### RECORDS FOR THIS EXERCISE
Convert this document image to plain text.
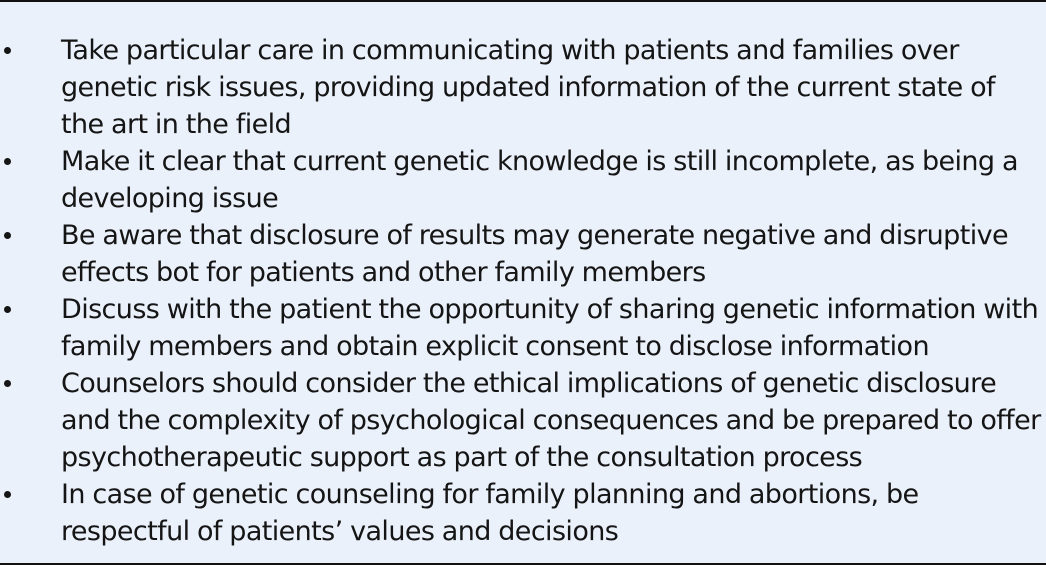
Take particular care in communicating with patients and families over genetic risk issues, providing updated information of the current state of the art in the field
Make it clear that current genetic knowledge is still incomplete, as being a developing issue
Be aware that disclosure of results may generate negative and disruptive effects bot for patients and other family members
Discuss with the patient the opportunity of sharing genetic information with family members and obtain explicit consent to disclose information
Counselors should consider the ethical implications of genetic disclosure and the complexity of psychological consequences and be prepared to offer psychotherapeutic support as part of the consultation process
In case of genetic counseling for family planning and abortions, be respectful of patients’ values and decisions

### EXERCISE GOAL
Would you please transcribe the listing in full, exactly, while omitting the images?

### RESPONSE
Convert this document image to plain text.
Take particular care in communicating with patients and families over genetic risk issues, providing updated information of the current state of the art in the field
Make it clear that current genetic knowledge is still incomplete, as being a developing issue
Be aware that disclosure of results may generate negative and disruptive effects bot for patients and other family members
Discuss with the patient the opportunity of sharing genetic information with family members and obtain explicit consent to disclose information
Counselors should consider the ethical implications of genetic disclosure and the complexity of psychological consequences and be prepared to offer psychotherapeutic support as part of the consultation process
In case of genetic counseling for family planning and abortions, be respectful of patients’ values and decisions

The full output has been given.